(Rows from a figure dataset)
****************

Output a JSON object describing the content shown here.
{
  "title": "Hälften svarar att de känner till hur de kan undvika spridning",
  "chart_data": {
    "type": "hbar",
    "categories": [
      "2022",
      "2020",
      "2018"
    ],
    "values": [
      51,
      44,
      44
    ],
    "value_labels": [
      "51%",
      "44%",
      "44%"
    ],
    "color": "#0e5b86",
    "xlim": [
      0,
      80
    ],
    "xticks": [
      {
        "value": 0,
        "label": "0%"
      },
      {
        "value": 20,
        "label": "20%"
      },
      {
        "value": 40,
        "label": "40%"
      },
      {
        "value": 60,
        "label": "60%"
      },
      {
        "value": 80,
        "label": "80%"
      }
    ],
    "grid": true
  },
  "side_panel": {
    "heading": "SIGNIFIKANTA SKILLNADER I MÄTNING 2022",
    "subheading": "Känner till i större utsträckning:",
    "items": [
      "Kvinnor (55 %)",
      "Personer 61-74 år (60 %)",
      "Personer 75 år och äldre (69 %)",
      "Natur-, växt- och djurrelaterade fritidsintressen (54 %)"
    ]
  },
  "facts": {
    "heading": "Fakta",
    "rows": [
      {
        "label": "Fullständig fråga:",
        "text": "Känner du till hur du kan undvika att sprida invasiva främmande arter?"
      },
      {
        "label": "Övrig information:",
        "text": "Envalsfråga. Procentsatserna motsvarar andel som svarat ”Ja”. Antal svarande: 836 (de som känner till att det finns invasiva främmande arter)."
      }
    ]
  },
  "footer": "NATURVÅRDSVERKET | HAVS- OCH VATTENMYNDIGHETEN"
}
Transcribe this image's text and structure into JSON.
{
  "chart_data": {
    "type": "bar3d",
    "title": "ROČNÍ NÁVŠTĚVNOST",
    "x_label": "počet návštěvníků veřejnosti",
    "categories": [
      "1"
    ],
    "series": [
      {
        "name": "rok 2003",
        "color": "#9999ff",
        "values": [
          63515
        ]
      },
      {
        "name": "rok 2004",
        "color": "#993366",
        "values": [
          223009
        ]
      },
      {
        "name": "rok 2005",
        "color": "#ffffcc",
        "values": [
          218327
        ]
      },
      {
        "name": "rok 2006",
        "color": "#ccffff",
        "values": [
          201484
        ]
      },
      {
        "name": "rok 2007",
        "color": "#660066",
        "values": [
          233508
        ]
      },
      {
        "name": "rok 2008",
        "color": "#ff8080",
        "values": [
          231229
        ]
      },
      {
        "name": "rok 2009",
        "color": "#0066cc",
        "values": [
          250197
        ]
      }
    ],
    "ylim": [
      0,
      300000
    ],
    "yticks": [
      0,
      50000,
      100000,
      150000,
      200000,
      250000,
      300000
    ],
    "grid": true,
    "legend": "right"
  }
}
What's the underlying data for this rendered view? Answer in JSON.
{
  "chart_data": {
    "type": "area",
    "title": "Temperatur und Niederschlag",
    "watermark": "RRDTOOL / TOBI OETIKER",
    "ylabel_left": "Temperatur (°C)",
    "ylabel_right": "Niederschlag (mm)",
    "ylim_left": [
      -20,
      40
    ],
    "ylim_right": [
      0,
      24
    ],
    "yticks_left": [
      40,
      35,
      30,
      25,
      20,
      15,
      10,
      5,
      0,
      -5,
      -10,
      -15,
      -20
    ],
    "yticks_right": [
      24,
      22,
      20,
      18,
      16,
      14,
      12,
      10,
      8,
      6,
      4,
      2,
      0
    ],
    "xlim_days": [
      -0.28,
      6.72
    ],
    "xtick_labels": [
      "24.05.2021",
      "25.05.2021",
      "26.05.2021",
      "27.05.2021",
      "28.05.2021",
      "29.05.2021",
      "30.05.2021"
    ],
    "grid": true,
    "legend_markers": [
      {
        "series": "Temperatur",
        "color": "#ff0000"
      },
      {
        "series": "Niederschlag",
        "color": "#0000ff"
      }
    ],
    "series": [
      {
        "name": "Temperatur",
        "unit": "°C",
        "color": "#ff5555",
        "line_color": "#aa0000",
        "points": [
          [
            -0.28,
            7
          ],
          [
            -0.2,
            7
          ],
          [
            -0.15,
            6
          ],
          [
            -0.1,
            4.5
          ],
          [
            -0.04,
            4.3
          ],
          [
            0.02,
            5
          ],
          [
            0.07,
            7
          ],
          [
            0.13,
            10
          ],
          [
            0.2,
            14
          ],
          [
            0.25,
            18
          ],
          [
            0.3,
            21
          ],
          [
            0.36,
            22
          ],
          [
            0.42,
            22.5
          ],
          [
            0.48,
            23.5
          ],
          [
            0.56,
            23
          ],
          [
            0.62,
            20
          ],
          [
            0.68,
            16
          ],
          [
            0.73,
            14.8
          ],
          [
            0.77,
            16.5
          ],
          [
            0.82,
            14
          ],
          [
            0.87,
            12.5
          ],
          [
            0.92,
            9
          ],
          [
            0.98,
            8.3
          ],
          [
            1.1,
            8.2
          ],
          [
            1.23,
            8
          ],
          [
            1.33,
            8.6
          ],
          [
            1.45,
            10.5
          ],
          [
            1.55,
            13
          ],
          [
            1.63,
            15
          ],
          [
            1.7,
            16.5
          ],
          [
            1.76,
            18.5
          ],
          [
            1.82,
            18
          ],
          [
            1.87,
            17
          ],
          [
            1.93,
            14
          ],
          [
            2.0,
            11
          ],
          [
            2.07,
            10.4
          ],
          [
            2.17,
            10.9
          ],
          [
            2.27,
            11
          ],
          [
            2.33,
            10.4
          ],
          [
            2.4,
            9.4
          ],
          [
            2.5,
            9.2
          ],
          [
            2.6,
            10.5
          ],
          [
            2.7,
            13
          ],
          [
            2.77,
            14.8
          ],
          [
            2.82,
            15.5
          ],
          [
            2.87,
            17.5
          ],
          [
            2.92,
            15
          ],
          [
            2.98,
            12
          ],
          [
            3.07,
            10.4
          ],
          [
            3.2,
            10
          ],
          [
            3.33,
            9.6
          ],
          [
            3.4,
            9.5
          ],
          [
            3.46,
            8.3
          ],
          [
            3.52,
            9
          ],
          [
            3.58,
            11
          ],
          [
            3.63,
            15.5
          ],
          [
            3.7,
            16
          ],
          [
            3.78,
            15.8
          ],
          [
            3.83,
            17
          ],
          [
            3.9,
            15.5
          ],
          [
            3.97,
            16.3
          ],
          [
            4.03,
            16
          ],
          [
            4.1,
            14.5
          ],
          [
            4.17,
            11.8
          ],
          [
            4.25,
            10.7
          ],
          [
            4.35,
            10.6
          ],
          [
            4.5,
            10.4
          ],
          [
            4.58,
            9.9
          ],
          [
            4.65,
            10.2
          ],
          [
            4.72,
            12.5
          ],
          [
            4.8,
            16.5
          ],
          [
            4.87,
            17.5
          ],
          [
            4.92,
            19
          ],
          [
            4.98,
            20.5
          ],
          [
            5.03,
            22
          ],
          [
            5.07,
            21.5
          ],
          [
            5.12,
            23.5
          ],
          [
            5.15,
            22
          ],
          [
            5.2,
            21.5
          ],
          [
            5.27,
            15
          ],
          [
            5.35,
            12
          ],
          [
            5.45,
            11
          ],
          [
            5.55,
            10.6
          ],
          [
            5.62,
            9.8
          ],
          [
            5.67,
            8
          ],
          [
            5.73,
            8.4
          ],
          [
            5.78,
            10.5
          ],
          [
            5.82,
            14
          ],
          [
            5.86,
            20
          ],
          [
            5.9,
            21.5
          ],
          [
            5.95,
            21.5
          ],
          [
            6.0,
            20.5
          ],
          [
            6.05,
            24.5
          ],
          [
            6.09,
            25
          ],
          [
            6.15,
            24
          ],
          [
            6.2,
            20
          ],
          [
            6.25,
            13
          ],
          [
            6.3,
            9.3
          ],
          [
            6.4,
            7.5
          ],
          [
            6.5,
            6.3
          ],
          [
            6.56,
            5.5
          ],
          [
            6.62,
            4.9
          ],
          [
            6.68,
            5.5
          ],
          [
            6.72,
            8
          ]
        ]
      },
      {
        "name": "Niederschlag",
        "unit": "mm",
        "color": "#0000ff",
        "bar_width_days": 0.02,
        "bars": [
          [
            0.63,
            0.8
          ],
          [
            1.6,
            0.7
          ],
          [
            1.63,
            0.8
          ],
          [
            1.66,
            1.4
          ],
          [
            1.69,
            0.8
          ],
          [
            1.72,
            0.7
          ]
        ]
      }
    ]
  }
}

****************

> Given instruction: From the entries above, copy every line that holds the word "series".

> Result:
    "series": [
        "series": "Temperatur",
        "series": "Niederschlag",
    "series": [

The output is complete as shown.